The task:
Write out the material below again, unchanged.

Collected data entries:
-*-*-

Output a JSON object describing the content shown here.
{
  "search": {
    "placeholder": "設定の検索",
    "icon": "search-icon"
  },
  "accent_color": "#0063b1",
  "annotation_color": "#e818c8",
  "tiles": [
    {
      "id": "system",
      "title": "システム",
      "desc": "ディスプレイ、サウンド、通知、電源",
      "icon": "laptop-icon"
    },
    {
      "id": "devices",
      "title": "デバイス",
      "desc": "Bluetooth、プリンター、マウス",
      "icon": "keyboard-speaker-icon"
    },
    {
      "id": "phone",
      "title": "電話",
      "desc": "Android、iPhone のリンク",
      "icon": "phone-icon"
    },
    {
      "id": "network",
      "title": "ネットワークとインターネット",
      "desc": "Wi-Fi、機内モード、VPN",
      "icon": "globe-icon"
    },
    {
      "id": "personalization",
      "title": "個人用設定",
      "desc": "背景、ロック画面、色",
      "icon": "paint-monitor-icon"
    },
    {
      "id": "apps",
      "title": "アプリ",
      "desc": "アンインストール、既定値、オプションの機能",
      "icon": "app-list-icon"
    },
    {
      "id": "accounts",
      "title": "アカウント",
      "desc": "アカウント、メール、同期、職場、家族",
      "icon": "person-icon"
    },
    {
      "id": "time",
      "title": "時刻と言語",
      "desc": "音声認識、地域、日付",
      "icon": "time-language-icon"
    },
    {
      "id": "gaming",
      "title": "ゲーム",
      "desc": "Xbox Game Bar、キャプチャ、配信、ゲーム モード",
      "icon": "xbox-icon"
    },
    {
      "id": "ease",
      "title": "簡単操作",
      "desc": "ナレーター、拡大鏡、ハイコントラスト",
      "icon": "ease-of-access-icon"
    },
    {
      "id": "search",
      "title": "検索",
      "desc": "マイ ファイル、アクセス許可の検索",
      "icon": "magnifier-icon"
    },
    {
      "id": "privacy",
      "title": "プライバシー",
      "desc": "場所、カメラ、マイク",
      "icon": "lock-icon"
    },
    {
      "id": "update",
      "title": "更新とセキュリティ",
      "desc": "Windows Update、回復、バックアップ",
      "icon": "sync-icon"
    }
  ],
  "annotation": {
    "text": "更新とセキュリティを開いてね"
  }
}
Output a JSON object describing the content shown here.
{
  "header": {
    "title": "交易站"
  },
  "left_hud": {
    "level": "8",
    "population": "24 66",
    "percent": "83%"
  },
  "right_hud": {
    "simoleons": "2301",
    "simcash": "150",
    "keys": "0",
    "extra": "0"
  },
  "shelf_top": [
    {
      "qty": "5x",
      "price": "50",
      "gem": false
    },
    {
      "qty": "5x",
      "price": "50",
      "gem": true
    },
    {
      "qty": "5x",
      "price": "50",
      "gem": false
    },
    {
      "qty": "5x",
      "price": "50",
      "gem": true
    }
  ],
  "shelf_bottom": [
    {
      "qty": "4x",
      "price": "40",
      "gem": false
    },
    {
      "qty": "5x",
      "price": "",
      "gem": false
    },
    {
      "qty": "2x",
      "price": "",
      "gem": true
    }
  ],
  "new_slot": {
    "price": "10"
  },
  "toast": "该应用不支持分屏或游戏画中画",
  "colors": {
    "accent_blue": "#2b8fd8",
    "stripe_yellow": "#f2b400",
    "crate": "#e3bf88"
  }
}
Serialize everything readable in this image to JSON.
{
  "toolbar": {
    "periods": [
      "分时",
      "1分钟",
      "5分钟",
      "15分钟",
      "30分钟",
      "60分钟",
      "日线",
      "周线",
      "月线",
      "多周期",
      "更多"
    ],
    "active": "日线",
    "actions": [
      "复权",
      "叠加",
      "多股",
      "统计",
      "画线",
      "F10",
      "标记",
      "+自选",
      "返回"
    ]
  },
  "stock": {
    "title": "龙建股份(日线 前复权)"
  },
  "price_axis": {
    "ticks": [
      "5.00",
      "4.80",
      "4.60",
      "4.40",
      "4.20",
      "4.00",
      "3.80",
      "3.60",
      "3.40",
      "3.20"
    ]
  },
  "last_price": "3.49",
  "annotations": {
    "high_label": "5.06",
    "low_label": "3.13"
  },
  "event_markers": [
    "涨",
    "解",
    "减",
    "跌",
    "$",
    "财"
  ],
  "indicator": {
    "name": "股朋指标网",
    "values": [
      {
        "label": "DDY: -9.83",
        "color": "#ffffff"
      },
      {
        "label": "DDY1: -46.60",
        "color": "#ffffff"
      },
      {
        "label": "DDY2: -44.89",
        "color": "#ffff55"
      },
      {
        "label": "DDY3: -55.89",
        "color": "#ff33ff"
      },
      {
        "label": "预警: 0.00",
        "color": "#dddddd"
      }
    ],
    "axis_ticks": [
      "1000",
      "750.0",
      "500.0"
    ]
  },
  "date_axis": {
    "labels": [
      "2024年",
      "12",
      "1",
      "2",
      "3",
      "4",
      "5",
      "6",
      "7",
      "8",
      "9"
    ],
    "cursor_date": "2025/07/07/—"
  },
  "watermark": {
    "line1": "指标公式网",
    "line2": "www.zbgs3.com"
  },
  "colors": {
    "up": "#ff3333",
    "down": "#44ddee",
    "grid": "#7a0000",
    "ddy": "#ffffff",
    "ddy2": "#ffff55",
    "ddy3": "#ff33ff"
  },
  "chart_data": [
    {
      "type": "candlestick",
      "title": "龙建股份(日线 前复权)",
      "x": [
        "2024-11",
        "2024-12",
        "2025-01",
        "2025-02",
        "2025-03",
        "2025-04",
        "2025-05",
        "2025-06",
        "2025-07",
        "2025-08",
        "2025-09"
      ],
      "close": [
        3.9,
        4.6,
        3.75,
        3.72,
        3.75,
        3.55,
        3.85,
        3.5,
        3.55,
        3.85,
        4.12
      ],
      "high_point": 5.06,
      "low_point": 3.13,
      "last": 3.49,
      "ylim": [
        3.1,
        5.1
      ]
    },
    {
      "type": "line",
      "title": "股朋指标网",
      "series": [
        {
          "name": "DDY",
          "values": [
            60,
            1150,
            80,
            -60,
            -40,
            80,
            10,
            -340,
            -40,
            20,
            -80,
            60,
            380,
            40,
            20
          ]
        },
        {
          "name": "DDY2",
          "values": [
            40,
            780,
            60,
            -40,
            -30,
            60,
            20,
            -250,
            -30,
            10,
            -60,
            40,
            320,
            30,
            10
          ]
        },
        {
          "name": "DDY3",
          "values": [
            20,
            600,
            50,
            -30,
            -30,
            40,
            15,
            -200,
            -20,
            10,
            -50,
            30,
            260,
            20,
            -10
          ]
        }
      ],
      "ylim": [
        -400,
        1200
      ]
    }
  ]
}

-*-*-

Exercise output:
Output a JSON object describing the content shown here.
{
  "search": {
    "placeholder": "設定の検索",
    "icon": "search-icon"
  },
  "accent_color": "#0063b1",
  "annotation_color": "#e818c8",
  "tiles": [
    {
      "id": "system",
      "title": "システム",
      "desc": "ディスプレイ、サウンド、通知、電源",
      "icon": "laptop-icon"
    },
    {
      "id": "devices",
      "title": "デバイス",
      "desc": "Bluetooth、プリンター、マウス",
      "icon": "keyboard-speaker-icon"
    },
    {
      "id": "phone",
      "title": "電話",
      "desc": "Android、iPhone のリンク",
      "icon": "phone-icon"
    },
    {
      "id": "network",
      "title": "ネットワークとインターネット",
      "desc": "Wi-Fi、機内モード、VPN",
      "icon": "globe-icon"
    },
    {
      "id": "personalization",
      "title": "個人用設定",
      "desc": "背景、ロック画面、色",
      "icon": "paint-monitor-icon"
    },
    {
      "id": "apps",
      "title": "アプリ",
      "desc": "アンインストール、既定値、オプションの機能",
      "icon": "app-list-icon"
    },
    {
      "id": "accounts",
      "title": "アカウント",
      "desc": "アカウント、メール、同期、職場、家族",
      "icon": "person-icon"
    },
    {
      "id": "time",
      "title": "時刻と言語",
      "desc": "音声認識、地域、日付",
      "icon": "time-language-icon"
    },
    {
      "id": "gaming",
      "title": "ゲーム",
      "desc": "Xbox Game Bar、キャプチャ、配信、ゲーム モード",
      "icon": "xbox-icon"
    },
    {
      "id": "ease",
      "title": "簡単操作",
      "desc": "ナレーター、拡大鏡、ハイコントラスト",
      "icon": "ease-of-access-icon"
    },
    {
      "id": "search",
      "title": "検索",
      "desc": "マイ ファイル、アクセス許可の検索",
      "icon": "magnifier-icon"
    },
    {
      "id": "privacy",
      "title": "プライバシー",
      "desc": "場所、カメラ、マイク",
      "icon": "lock-icon"
    },
    {
      "id": "update",
      "title": "更新とセキュリティ",
      "desc": "Windows Update、回復、バックアップ",
      "icon": "sync-icon"
    }
  ],
  "annotation": {
    "text": "更新とセキュリティを開いてね"
  }
}
Output a JSON object describing the content shown here.
{
  "header": {
    "title": "交易站"
  },
  "left_hud": {
    "level": "8",
    "population": "24 66",
    "percent": "83%"
  },
  "right_hud": {
    "simoleons": "2301",
    "simcash": "150",
    "keys": "0",
    "extra": "0"
  },
  "shelf_top": [
    {
      "qty": "5x",
      "price": "50",
      "gem": false
    },
    {
      "qty": "5x",
      "price": "50",
      "gem": true
    },
    {
      "qty": "5x",
      "price": "50",
      "gem": false
    },
    {
      "qty": "5x",
      "price": "50",
      "gem": true
    }
  ],
  "shelf_bottom": [
    {
      "qty": "4x",
      "price": "40",
      "gem": false
    },
    {
      "qty": "5x",
      "price": "",
      "gem": false
    },
    {
      "qty": "2x",
      "price": "",
      "gem": true
    }
  ],
  "new_slot": {
    "price": "10"
  },
  "toast": "该应用不支持分屏或游戏画中画",
  "colors": {
    "accent_blue": "#2b8fd8",
    "stripe_yellow": "#f2b400",
    "crate": "#e3bf88"
  }
}
Serialize everything readable in this image to JSON.
{
  "toolbar": {
    "periods": [
      "分时",
      "1分钟",
      "5分钟",
      "15分钟",
      "30分钟",
      "60分钟",
      "日线",
      "周线",
      "月线",
      "多周期",
      "更多"
    ],
    "active": "日线",
    "actions": [
      "复权",
      "叠加",
      "多股",
      "统计",
      "画线",
      "F10",
      "标记",
      "+自选",
      "返回"
    ]
  },
  "stock": {
    "title": "龙建股份(日线 前复权)"
  },
  "price_axis": {
    "ticks": [
      "5.00",
      "4.80",
      "4.60",
      "4.40",
      "4.20",
      "4.00",
      "3.80",
      "3.60",
      "3.40",
      "3.20"
    ]
  },
  "last_price": "3.49",
  "annotations": {
    "high_label": "5.06",
    "low_label": "3.13"
  },
  "event_markers": [
    "涨",
    "解",
    "减",
    "跌",
    "$",
    "财"
  ],
  "indicator": {
    "name": "股朋指标网",
    "values": [
      {
        "label": "DDY: -9.83",
        "color": "#ffffff"
      },
      {
        "label": "DDY1: -46.60",
        "color": "#ffffff"
      },
      {
        "label": "DDY2: -44.89",
        "color": "#ffff55"
      },
      {
        "label": "DDY3: -55.89",
        "color": "#ff33ff"
      },
      {
        "label": "预警: 0.00",
        "color": "#dddddd"
      }
    ],
    "axis_ticks": [
      "1000",
      "750.0",
      "500.0"
    ]
  },
  "date_axis": {
    "labels": [
      "2024年",
      "12",
      "1",
      "2",
      "3",
      "4",
      "5",
      "6",
      "7",
      "8",
      "9"
    ],
    "cursor_date": "2025/07/07/—"
  },
  "watermark": {
    "line1": "指标公式网",
    "line2": "www.zbgs3.com"
  },
  "colors": {
    "up": "#ff3333",
    "down": "#44ddee",
    "grid": "#7a0000",
    "ddy": "#ffffff",
    "ddy2": "#ffff55",
    "ddy3": "#ff33ff"
  },
  "chart_data": [
    {
      "type": "candlestick",
      "title": "龙建股份(日线 前复权)",
      "x": [
        "2024-11",
        "2024-12",
        "2025-01",
        "2025-02",
        "2025-03",
        "2025-04",
        "2025-05",
        "2025-06",
        "2025-07",
        "2025-08",
        "2025-09"
      ],
      "close": [
        3.9,
        4.6,
        3.75,
        3.72,
        3.75,
        3.55,
        3.85,
        3.5,
        3.55,
        3.85,
        4.12
      ],
      "high_point": 5.06,
      "low_point": 3.13,
      "last": 3.49,
      "ylim": [
        3.1,
        5.1
      ]
    },
    {
      "type": "line",
      "title": "股朋指标网",
      "series": [
        {
          "name": "DDY",
          "values": [
            60,
            1150,
            80,
            -60,
            -40,
            80,
            10,
            -340,
            -40,
            20,
            -80,
            60,
            380,
            40,
            20
          ]
        },
        {
          "name": "DDY2",
          "values": [
            40,
            780,
            60,
            -40,
            -30,
            60,
            20,
            -250,
            -30,
            10,
            -60,
            40,
            320,
            30,
            10
          ]
        },
        {
          "name": "DDY3",
          "values": [
            20,
            600,
            50,
            -30,
            -30,
            40,
            15,
            -200,
            -20,
            10,
            -50,
            30,
            260,
            20,
            -10
          ]
        }
      ],
      "ylim": [
        -400,
        1200
      ]
    }
  ]
}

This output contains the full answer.